Work to complete: Where the line containing "Decode this image" appears, begin retyping; continue exactly through the final line of the data. Omit every picture.
------------------------------------------------------------------------
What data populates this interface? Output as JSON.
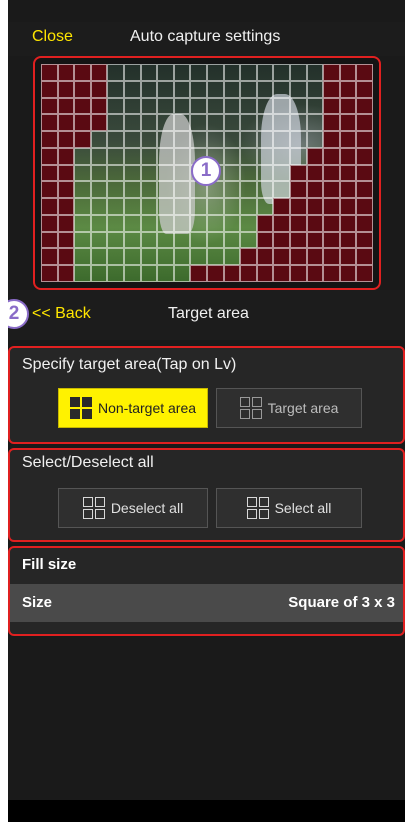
{
  "navbar": {
    "close_label": "Close",
    "title": "Auto capture settings"
  },
  "callouts": {
    "one": "1",
    "two": "2"
  },
  "back_row": {
    "back_label": "<< Back",
    "title": "Target area"
  },
  "target_panel": {
    "label": "Specify target area(Tap on Lv)",
    "non_target_label": "Non-target area",
    "target_label": "Target area",
    "selected": "Non-target area"
  },
  "select_panel": {
    "label": "Select/Deselect all",
    "deselect_label": "Deselect all",
    "select_label": "Select all"
  },
  "fill_panel": {
    "header": "Fill size",
    "size_label": "Size",
    "size_value": "Square of 3 x 3"
  },
  "grid": {
    "cols": 20,
    "rows": 13,
    "fill_color": "#5a0a12",
    "filled_rows": [
      "11110000000000000111",
      "11110000000000000111",
      "11110000000000000111",
      "11110000000000000111",
      "11100000000000000111",
      "11000000000000001111",
      "11000000000000011111",
      "11000000000000011111",
      "11000000000000111111",
      "11000000000001111111",
      "11000000000001111111",
      "11000000000011111111",
      "11000000011111111111"
    ]
  },
  "colors": {
    "accent": "#ffe600",
    "outline": "#e02020",
    "callout": "#8a6cc8"
  }
}
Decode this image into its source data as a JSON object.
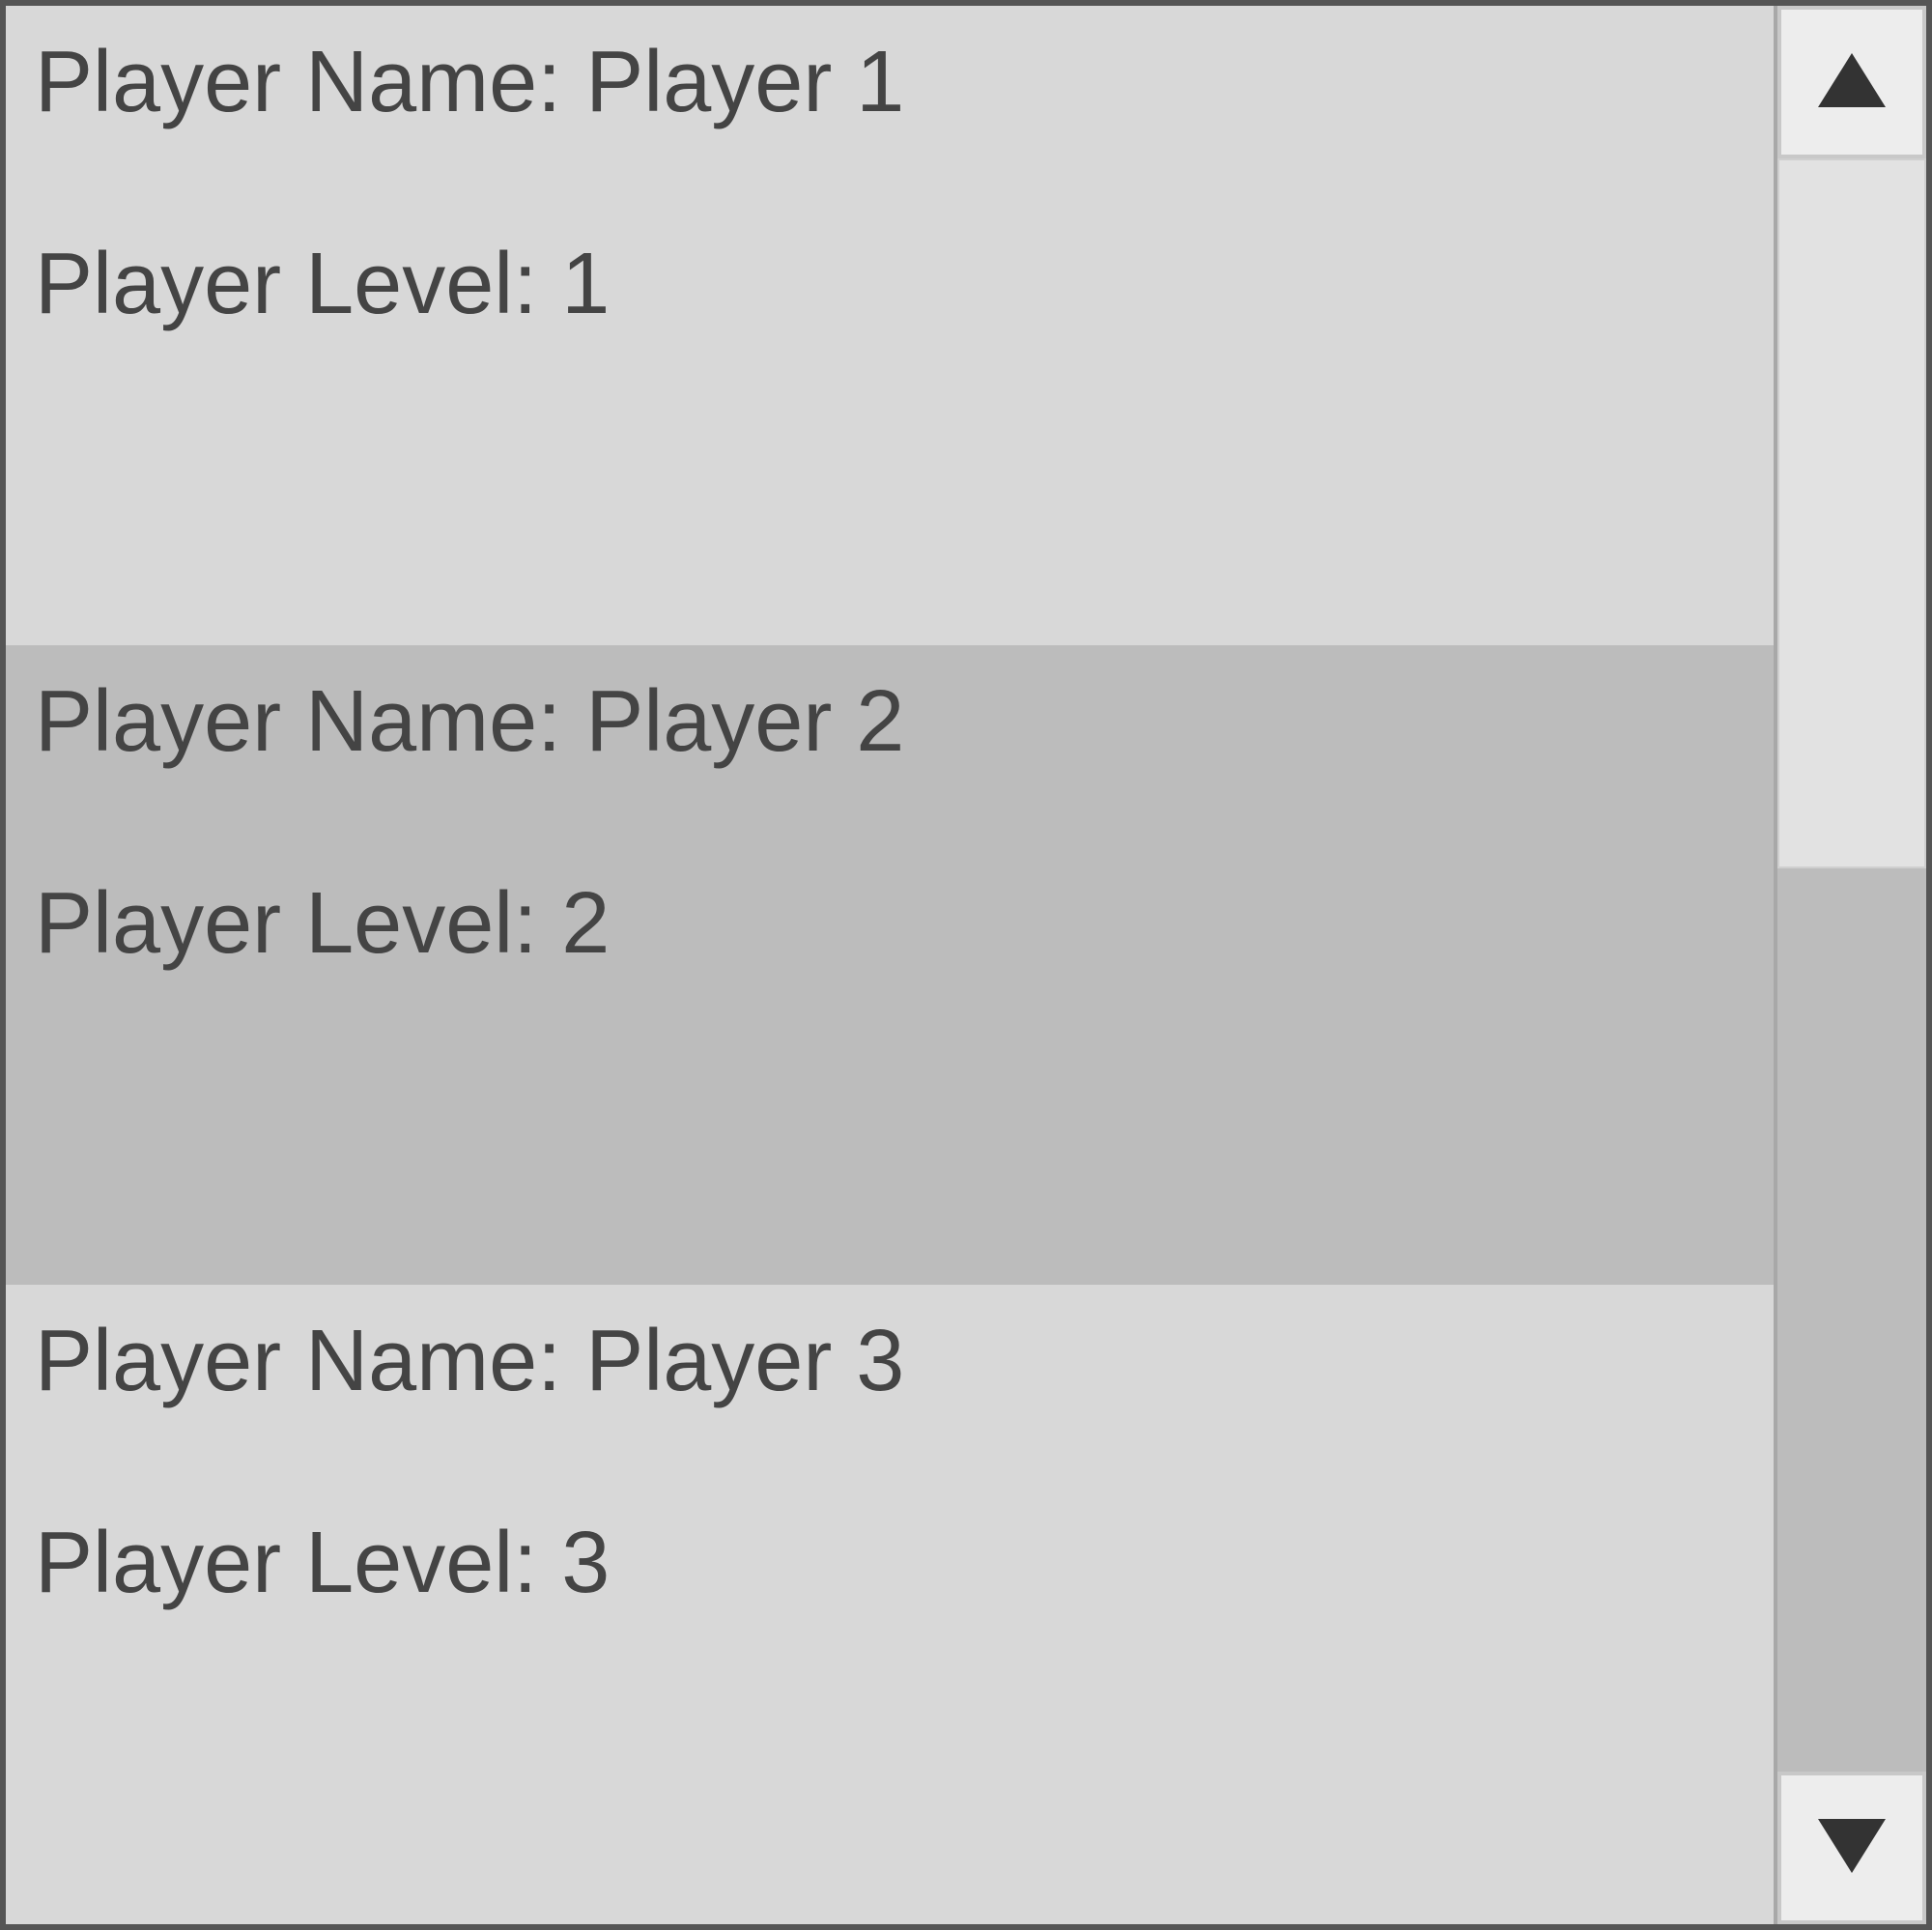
{
  "labels": {
    "name_prefix": "Player Name: ",
    "level_prefix": "Player Level: "
  },
  "players": [
    {
      "name": "Player 1",
      "level": "1"
    },
    {
      "name": "Player 2",
      "level": "2"
    },
    {
      "name": "Player 3",
      "level": "3"
    }
  ]
}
------------------------------------------------------------------------
Result:
Decode this image into its source data as a JSON object.
{
  "labels": {
    "name_prefix": "Player Name: ",
    "level_prefix": "Player Level: "
  },
  "players": [
    {
      "name": "Player 1",
      "level": "1"
    },
    {
      "name": "Player 2",
      "level": "2"
    },
    {
      "name": "Player 3",
      "level": "3"
    }
  ]
}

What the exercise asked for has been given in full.